Reproduce all records verbatim.

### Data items
--- START ---
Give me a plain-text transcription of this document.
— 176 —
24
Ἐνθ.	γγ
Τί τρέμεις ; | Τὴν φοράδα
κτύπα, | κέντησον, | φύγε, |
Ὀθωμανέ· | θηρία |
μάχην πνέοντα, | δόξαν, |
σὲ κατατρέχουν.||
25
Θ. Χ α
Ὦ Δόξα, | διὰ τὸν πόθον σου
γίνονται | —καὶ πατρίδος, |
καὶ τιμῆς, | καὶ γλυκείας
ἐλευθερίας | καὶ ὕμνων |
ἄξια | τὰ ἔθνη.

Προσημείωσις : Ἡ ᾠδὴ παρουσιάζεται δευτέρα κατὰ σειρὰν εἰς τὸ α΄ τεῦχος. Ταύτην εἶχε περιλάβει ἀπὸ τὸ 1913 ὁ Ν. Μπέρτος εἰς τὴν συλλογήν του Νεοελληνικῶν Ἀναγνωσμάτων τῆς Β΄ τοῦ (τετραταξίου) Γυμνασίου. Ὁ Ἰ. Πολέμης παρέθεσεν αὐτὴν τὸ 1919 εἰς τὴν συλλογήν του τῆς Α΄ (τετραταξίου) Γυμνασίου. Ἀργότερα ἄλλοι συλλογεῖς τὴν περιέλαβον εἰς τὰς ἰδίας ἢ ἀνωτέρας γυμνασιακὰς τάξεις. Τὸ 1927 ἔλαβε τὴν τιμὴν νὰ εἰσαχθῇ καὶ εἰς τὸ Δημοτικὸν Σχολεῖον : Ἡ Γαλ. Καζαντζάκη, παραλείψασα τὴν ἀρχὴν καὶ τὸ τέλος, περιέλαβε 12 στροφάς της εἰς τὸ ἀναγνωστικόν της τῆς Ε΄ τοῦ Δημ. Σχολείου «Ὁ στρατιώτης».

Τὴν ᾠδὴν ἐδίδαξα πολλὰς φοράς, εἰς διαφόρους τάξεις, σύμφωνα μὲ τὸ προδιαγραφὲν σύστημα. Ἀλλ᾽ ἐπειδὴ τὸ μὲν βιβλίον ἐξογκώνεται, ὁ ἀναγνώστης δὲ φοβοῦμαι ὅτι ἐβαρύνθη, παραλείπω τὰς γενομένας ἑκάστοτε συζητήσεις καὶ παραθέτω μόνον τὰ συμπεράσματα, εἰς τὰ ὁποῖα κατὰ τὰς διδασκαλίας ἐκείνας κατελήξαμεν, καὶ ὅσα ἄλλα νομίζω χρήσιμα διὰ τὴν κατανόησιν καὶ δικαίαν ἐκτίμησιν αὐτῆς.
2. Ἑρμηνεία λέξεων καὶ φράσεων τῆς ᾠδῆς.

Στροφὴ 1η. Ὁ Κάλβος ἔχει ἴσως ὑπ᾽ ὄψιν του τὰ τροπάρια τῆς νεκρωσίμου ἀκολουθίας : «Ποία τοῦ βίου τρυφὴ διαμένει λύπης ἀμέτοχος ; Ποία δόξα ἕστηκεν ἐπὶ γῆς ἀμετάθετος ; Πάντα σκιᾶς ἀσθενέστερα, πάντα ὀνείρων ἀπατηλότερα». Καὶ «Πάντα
--- END ---
### Output of the exercise
Give me a plain-text transcription of this document.
— 176 —
24
Ἐνθ.	γγ
Τί τρέμεις ; | Τὴν φοράδα
κτύπα, | κέντησον, | φύγε, |
Ὀθωμανέ· | θηρία |
μάχην πνέοντα, | δόξαν, |
σὲ κατατρέχουν.||
25
Θ. Χ α
Ὦ Δόξα, | διὰ τὸν πόθον σου
γίνονται | —καὶ πατρίδος, |
καὶ τιμῆς, | καὶ γλυκείας
ἐλευθερίας | καὶ ὕμνων |
ἄξια | τὰ ἔθνη.

Προσημείωσις : Ἡ ᾠδὴ παρουσιάζεται δευτέρα κατὰ σειρὰν εἰς τὸ α΄ τεῦχος. Ταύτην εἶχε περιλάβει ἀπὸ τὸ 1913 ὁ Ν. Μπέρτος εἰς τὴν συλλογήν του Νεοελληνικῶν Ἀναγνωσμάτων τῆς Β΄ τοῦ (τετραταξίου) Γυμνασίου. Ὁ Ἰ. Πολέμης παρέθεσεν αὐτὴν τὸ 1919 εἰς τὴν συλλογήν του τῆς Α΄ (τετραταξίου) Γυμνασίου. Ἀργότερα ἄλλοι συλλογεῖς τὴν περιέλαβον εἰς τὰς ἰδίας ἢ ἀνωτέρας γυμνασιακὰς τάξεις. Τὸ 1927 ἔλαβε τὴν τιμὴν νὰ εἰσαχθῇ καὶ εἰς τὸ Δημοτικὸν Σχολεῖον : Ἡ Γαλ. Καζαντζάκη, παραλείψασα τὴν ἀρχὴν καὶ τὸ τέλος, περιέλαβε 12 στροφάς της εἰς τὸ ἀναγνωστικόν της τῆς Ε΄ τοῦ Δημ. Σχολείου «Ὁ στρατιώτης».

Τὴν ᾠδὴν ἐδίδαξα πολλὰς φοράς, εἰς διαφόρους τάξεις, σύμφωνα μὲ τὸ προδιαγραφὲν σύστημα. Ἀλλ᾽ ἐπειδὴ τὸ μὲν βιβλίον ἐξογκώνεται, ὁ ἀναγνώστης δὲ φοβοῦμαι ὅτι ἐβαρύνθη, παραλείπω τὰς γενομένας ἑκάστοτε συζητήσεις καὶ παραθέτω μόνον τὰ συμπεράσματα, εἰς τὰ ὁποῖα κατὰ τὰς διδασκαλίας ἐκείνας κατελήξαμεν, καὶ ὅσα ἄλλα νομίζω χρήσιμα διὰ τὴν κατανόησιν καὶ δικαίαν ἐκτίμησιν αὐτῆς.
2. Ἑρμηνεία λέξεων καὶ φράσεων τῆς ᾠδῆς.

Στροφὴ 1η. Ὁ Κάλβος ἔχει ἴσως ὑπ᾽ ὄψιν του τὰ τροπάρια τῆς νεκρωσίμου ἀκολουθίας : «Ποία τοῦ βίου τρυφὴ διαμένει λύπης ἀμέτοχος ; Ποία δόξα ἕστηκεν ἐπὶ γῆς ἀμετάθετος ; Πάντα σκιᾶς ἀσθενέστερα, πάντα ὀνείρων ἀπατηλότερα». Καὶ «Πάντα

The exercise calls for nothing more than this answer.